Written exercise >>
Without the pictures, write out all the lines below exactly as they appear.

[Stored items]
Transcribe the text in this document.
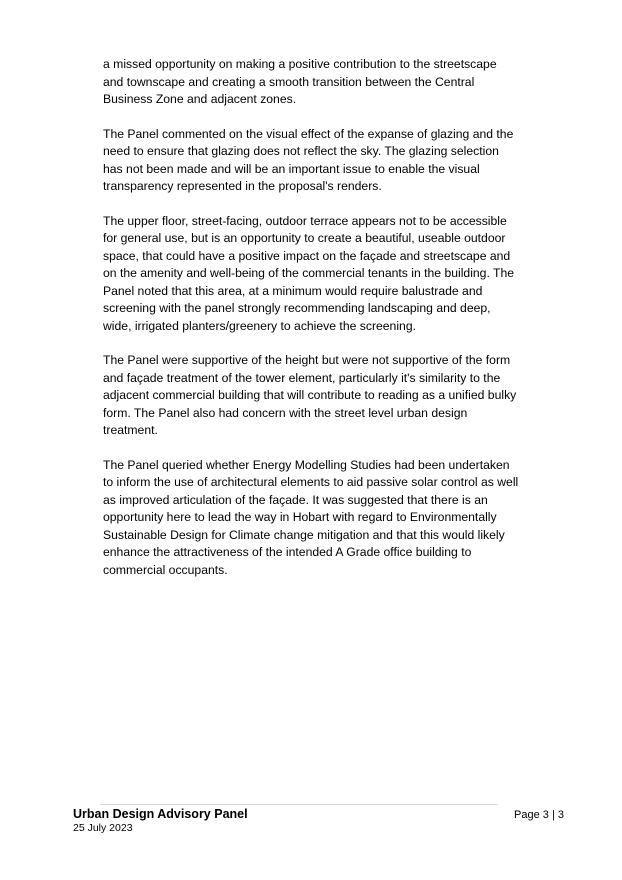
a missed opportunity on making a positive contribution to the streetscape
and townscape and creating a smooth transition between the Central
Business Zone and adjacent zones.

The Panel commented on the visual effect of the expanse of glazing and the
need to ensure that glazing does not reflect the sky. The glazing selection
has not been made and will be an important issue to enable the visual
transparency represented in the proposal's renders.

The upper floor, street-facing, outdoor terrace appears not to be accessible
for general use, but is an opportunity to create a beautiful, useable outdoor
space, that could have a positive impact on the façade and streetscape and
on the amenity and well-being of the commercial tenants in the building. The
Panel noted that this area, at a minimum would require balustrade and
screening with the panel strongly recommending landscaping and deep,
wide, irrigated planters/greenery to achieve the screening.

The Panel were supportive of the height but were not supportive of the form
and façade treatment of the tower element, particularly it's similarity to the
adjacent commercial building that will contribute to reading as a unified bulky
form. The Panel also had concern with the street level urban design
treatment.

The Panel queried whether Energy Modelling Studies had been undertaken
to inform the use of architectural elements to aid passive solar control as well
as improved articulation of the façade. It was suggested that there is an
opportunity here to lead the way in Hobart with regard to Environmentally
Sustainable Design for Climate change mitigation and that this would likely
enhance the attractiveness of the intended A Grade office building to
commercial occupants.

Urban Design Advisory Panel
25 July 2023
Page 3 | 3
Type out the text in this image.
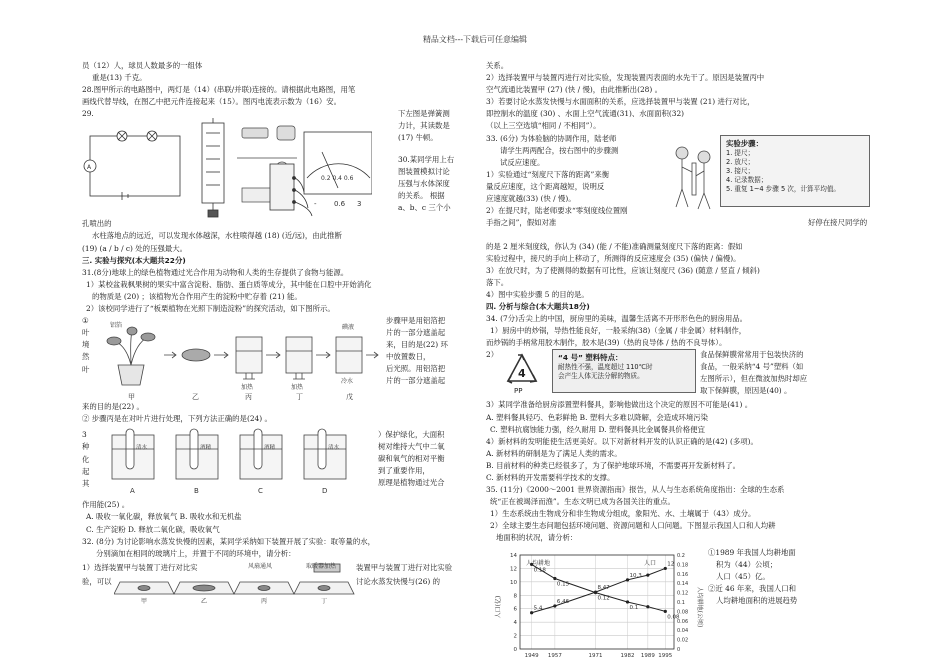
精品文档---下载后可任意编辑
员（12）人，球员人数最多的一组体
重是(13) 千克。
28.图甲所示的电路图中，两灯是（14）(串联/并联)连接的。请根据此电路图，用笔
画线代替导线，在图乙中把元件连接起来（15）。图丙电流表示数为（16）安。
29.
A
0.2 0.4 0.6
- 0.6 3
下左图是弹簧测
力计，其读数是
(17) 牛顿。
30.某同学用上右
图装置模拟讨论
压强与水体深度
的关系。 根据
a、b、c 三个小
孔喷出的
水柱落地点的远近，可以发现水体越深，水柱喷得越 (18) (近/远)，由此推断
(19) (a / b / c) 处的压强最大。
三. 实验与探究(本大题共22分)
31.(8分)地球上的绿色植物通过光合作用为动物和人类的生存提供了食物与能源。
1）某校盆栽枫果树的果实中富含淀粉、脂肪、蛋白质等成分，其中能在口腔中开始消化
的物质是 (20) ；该植物光合作用产生的淀粉中贮存着 (21) 能。
2）该校同学进行了“板栗植物在光照下制造淀粉”的探究活动，如下图所示。
①
叶
境
然
叶
铝箔	碘液
加热	加热
冷水
甲	乙	丙	丁	戊
步骤甲是用铝箔把
片的一部分遮盖起
来，目的是(22) 环
中放置数日，
后光照。用铝箔把
片的一部分遮盖起
来的目的是(22) 。
② 步骤丙是在对叶片进行处理，下列方法正确的是(24) 。
3
种
化
起
其
清水	酒精	酒精	清水
A	B	C	D
）保护绿化，大面积
树对维持大气中二氧
碳和氧气的相对平衡
到了重要作用，
原理是植物通过光合
作用能(25) 。
A. 吸收一氧化碳，释放氧气 B. 吸收水和无机盐
C. 生产淀粉 D. 释放二氧化碳，吸收氧气
32. (8分) 为讨论影响水蒸发快慢的因素，某同学采纳如下装置开展了实验：取等量的水，
分别滴加在相同的玻璃片上，并置于不同的环境中，请分析：
1）选择装置甲与装置丁进行对比实
验，可以
风扇通风	取暖器加热
甲	乙	丙	丁
装置甲与装置丁进行对比实验
讨论水蒸发快慢与(26) 的
关系。
2）选择装置甲与装置丙进行对比实验，发现装置丙表面的水先干了。原因是装置丙中
空气流通比装置甲 (27) (快 / 慢)，由此推断出(28) 。
3）若要讨论水蒸发快慢与水面面积的关系，应选择装置甲与装置 (21) 进行对比，
即控制水的温度 (30) 、水面上空气流通(31)、水面面积(32)
（以上三空选填“相同 / 不相同”）。
33. (6分) 为体验脑的协调作用，陆老师
请学生两两配合，按右图中的步骤测
试反应速度。
1）实验通过“刻度尺下落的距离”来衡
量反应速度，这个距离越短，说明反
应速度就越(33) (快 / 慢)。
2）在提尺时，陆老师要求“零刻度线位置刚
手指之间”，假如对准
实验步骤：
1. 提尺；
2. 放尺；
3. 接尺；
4. 记录数据；
5. 重复 1~4 步骤 5 次，计算平均值。
好停在接尺同学的
的是 2 厘米刻度线，你认为 (34) (能 / 不能)准确测量刻度尺下落的距离：假如
实验过程中，接尺的手向上移动了，所测得的反应速度会 (35) (偏快 / 偏慢)。
3）在放尺时，为了使测得的数据有可比性，应该让刻度尺 (36) (随意 / 竖直 / 倾斜)
落下。
4）图中实验步骤 5 的目的是。
四. 分析与综合(本大题共18分)
34. (7分)舌尖上的中国，厨房里的美味，温馨生活离不开形形色色的厨房用品。
1）厨房中的炒锅，导热性能良好，一般采纳(38)（金属 / 非金属）材料制作，
而炒锅的手柄常用胶木制作，胶木是(39)（热的良导体 / 热的不良导体）。
2）
4
PP
“4 号” 塑料特点：
耐热性不强，温度超过 110℃时
会产生人体无法分解的物质。
食品保鲜膜常常用于包装快济的
食品，一般采纳“4 号”塑料（如
左图所示），但在微波加热时却应
取下保鲜膜，原因是(40) 。
3）某同学准备给厨房添置塑料餐具，影响他做出这个决定的原因不可能是(41) 。
A. 塑料餐具轻巧、色彩鲜艳 B. 塑料大多难以降解，会造成环境污染
C. 塑料抗腐蚀能力强，经久耐用 D. 塑料餐具比金属餐具价格便宜
4）新材料的发明能使生活更美好。以下对新材料开发的认识正确的是(42) (多项)。
A. 新材料的研制是为了满足人类的需求。
B. 目前材料的种类已经很多了，为了保护地球环境，不需要再开发新材料了。
C. 新材料的开发需要科学技术的支撑。
35. (11分)《2000～2001 世界资源指南》报告，从人与生态系统角度指出：全球的生态系
统“正在被竭泽而渔”。生态文明已成为各国关注的重点。
1）生态系统由生物成分和非生物成分组成，象阳光、水、土壤属于（43）成分。
2）全球主要生态问题包括环境问题、资源问题和人口问题。下图显示我国人口和人均耕
地面积的状况，请分析：
0
2
4
6
8
10
12
14
1949 1957	1971	1982 1989 1995
0
0.02
0.04
0.06
0.08
0.1
0.12
0.14
0.16
0.18
0.2
人口(亿)	人均耕地(公顷)
5.4
0.18
6.46
0.15
8.47
0.12
10.3
0.1
12
0.08
人均耕地	人口
①1989 年我国人均耕地面
积为（44）公顷；
人口（45）亿。
②近 46 年来，我国人口和
人均耕地面积的进展趋势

Right answer >>
Transcribe the text in this document.
a missed opportunity on making a positive contribution to the streetscape
and townscape and creating a smooth transition between the Central
Business Zone and adjacent zones.

The Panel commented on the visual effect of the expanse of glazing and the
need to ensure that glazing does not reflect the sky. The glazing selection
has not been made and will be an important issue to enable the visual
transparency represented in the proposal's renders.

The upper floor, street-facing, outdoor terrace appears not to be accessible
for general use, but is an opportunity to create a beautiful, useable outdoor
space, that could have a positive impact on the façade and streetscape and
on the amenity and well-being of the commercial tenants in the building. The
Panel noted that this area, at a minimum would require balustrade and
screening with the panel strongly recommending landscaping and deep,
wide, irrigated planters/greenery to achieve the screening.

The Panel were supportive of the height but were not supportive of the form
and façade treatment of the tower element, particularly it's similarity to the
adjacent commercial building that will contribute to reading as a unified bulky
form. The Panel also had concern with the street level urban design
treatment.

The Panel queried whether Energy Modelling Studies had been undertaken
to inform the use of architectural elements to aid passive solar control as well
as improved articulation of the façade. It was suggested that there is an
opportunity here to lead the way in Hobart with regard to Environmentally
Sustainable Design for Climate change mitigation and that this would likely
enhance the attractiveness of the intended A Grade office building to
commercial occupants.

Urban Design Advisory Panel
25 July 2023
Page 3 | 3
Type out the text in this image.
精品文档---下载后可任意编辑
员（12）人，球员人数最多的一组体
重是(13) 千克。
28.图甲所示的电路图中，两灯是（14）(串联/并联)连接的。请根据此电路图，用笔
画线代替导线，在图乙中把元件连接起来（15）。图丙电流表示数为（16）安。
29.
A
0.2 0.4 0.6
- 0.6 3
下左图是弹簧测
力计，其读数是
(17) 牛顿。
30.某同学用上右
图装置模拟讨论
压强与水体深度
的关系。 根据
a、b、c 三个小
孔喷出的
水柱落地点的远近，可以发现水体越深，水柱喷得越 (18) (近/远)，由此推断
(19) (a / b / c) 处的压强最大。
三. 实验与探究(本大题共22分)
31.(8分)地球上的绿色植物通过光合作用为动物和人类的生存提供了食物与能源。
1）某校盆栽枫果树的果实中富含淀粉、脂肪、蛋白质等成分，其中能在口腔中开始消化
的物质是 (20) ；该植物光合作用产生的淀粉中贮存着 (21) 能。
2）该校同学进行了“板栗植物在光照下制造淀粉”的探究活动，如下图所示。
①
叶
境
然
叶
铝箔	碘液
加热	加热
冷水
甲	乙	丙	丁	戊
步骤甲是用铝箔把
片的一部分遮盖起
来，目的是(22) 环
中放置数日，
后光照。用铝箔把
片的一部分遮盖起
来的目的是(22) 。
② 步骤丙是在对叶片进行处理，下列方法正确的是(24) 。
3
种
化
起
其
清水	酒精	酒精	清水
A	B	C	D
）保护绿化，大面积
树对维持大气中二氧
碳和氧气的相对平衡
到了重要作用，
原理是植物通过光合
作用能(25) 。
A. 吸收一氧化碳，释放氧气 B. 吸收水和无机盐
C. 生产淀粉 D. 释放二氧化碳，吸收氧气
32. (8分) 为讨论影响水蒸发快慢的因素，某同学采纳如下装置开展了实验：取等量的水，
分别滴加在相同的玻璃片上，并置于不同的环境中，请分析：
1）选择装置甲与装置丁进行对比实
验，可以
风扇通风	取暖器加热
甲	乙	丙	丁
装置甲与装置丁进行对比实验
讨论水蒸发快慢与(26) 的
关系。
2）选择装置甲与装置丙进行对比实验，发现装置丙表面的水先干了。原因是装置丙中
空气流通比装置甲 (27) (快 / 慢)，由此推断出(28) 。
3）若要讨论水蒸发快慢与水面面积的关系，应选择装置甲与装置 (21) 进行对比，
即控制水的温度 (30) 、水面上空气流通(31)、水面面积(32)
（以上三空选填“相同 / 不相同”）。
33. (6分) 为体验脑的协调作用，陆老师
请学生两两配合，按右图中的步骤测
试反应速度。
1）实验通过“刻度尺下落的距离”来衡
量反应速度，这个距离越短，说明反
应速度就越(33) (快 / 慢)。
2）在提尺时，陆老师要求“零刻度线位置刚
手指之间”，假如对准
实验步骤：
1. 提尺；
2. 放尺；
3. 接尺；
4. 记录数据；
5. 重复 1~4 步骤 5 次，计算平均值。
好停在接尺同学的
的是 2 厘米刻度线，你认为 (34) (能 / 不能)准确测量刻度尺下落的距离：假如
实验过程中，接尺的手向上移动了，所测得的反应速度会 (35) (偏快 / 偏慢)。
3）在放尺时，为了使测得的数据有可比性，应该让刻度尺 (36) (随意 / 竖直 / 倾斜)
落下。
4）图中实验步骤 5 的目的是。
四. 分析与综合(本大题共18分)
34. (7分)舌尖上的中国，厨房里的美味，温馨生活离不开形形色色的厨房用品。
1）厨房中的炒锅，导热性能良好，一般采纳(38)（金属 / 非金属）材料制作，
而炒锅的手柄常用胶木制作，胶木是(39)（热的良导体 / 热的不良导体）。
2）
4
PP
“4 号” 塑料特点：
耐热性不强，温度超过 110℃时
会产生人体无法分解的物质。
食品保鲜膜常常用于包装快济的
食品，一般采纳“4 号”塑料（如
左图所示），但在微波加热时却应
取下保鲜膜，原因是(40) 。
3）某同学准备给厨房添置塑料餐具，影响他做出这个决定的原因不可能是(41) 。
A. 塑料餐具轻巧、色彩鲜艳 B. 塑料大多难以降解，会造成环境污染
C. 塑料抗腐蚀能力强，经久耐用 D. 塑料餐具比金属餐具价格便宜
4）新材料的发明能使生活更美好。以下对新材料开发的认识正确的是(42) (多项)。
A. 新材料的研制是为了满足人类的需求。
B. 目前材料的种类已经很多了，为了保护地球环境，不需要再开发新材料了。
C. 新材料的开发需要科学技术的支撑。
35. (11分)《2000～2001 世界资源指南》报告，从人与生态系统角度指出：全球的生态系
统“正在被竭泽而渔”。生态文明已成为各国关注的重点。
1）生态系统由生物成分和非生物成分组成，象阳光、水、土壤属于（43）成分。
2）全球主要生态问题包括环境问题、资源问题和人口问题。下图显示我国人口和人均耕
地面积的状况，请分析：
0
2
4
6
8
10
12
14
1949 1957	1971	1982 1989 1995
0
0.02
0.04
0.06
0.08
0.1
0.12
0.14
0.16
0.18
0.2
人口(亿)	人均耕地(公顷)
5.4
0.18
6.46
0.15
8.47
0.12
10.3
0.1
12
0.08
人均耕地	人口
①1989 年我国人均耕地面
积为（44）公顷；
人口（45）亿。
②近 46 年来，我国人口和
人均耕地面积的进展趋势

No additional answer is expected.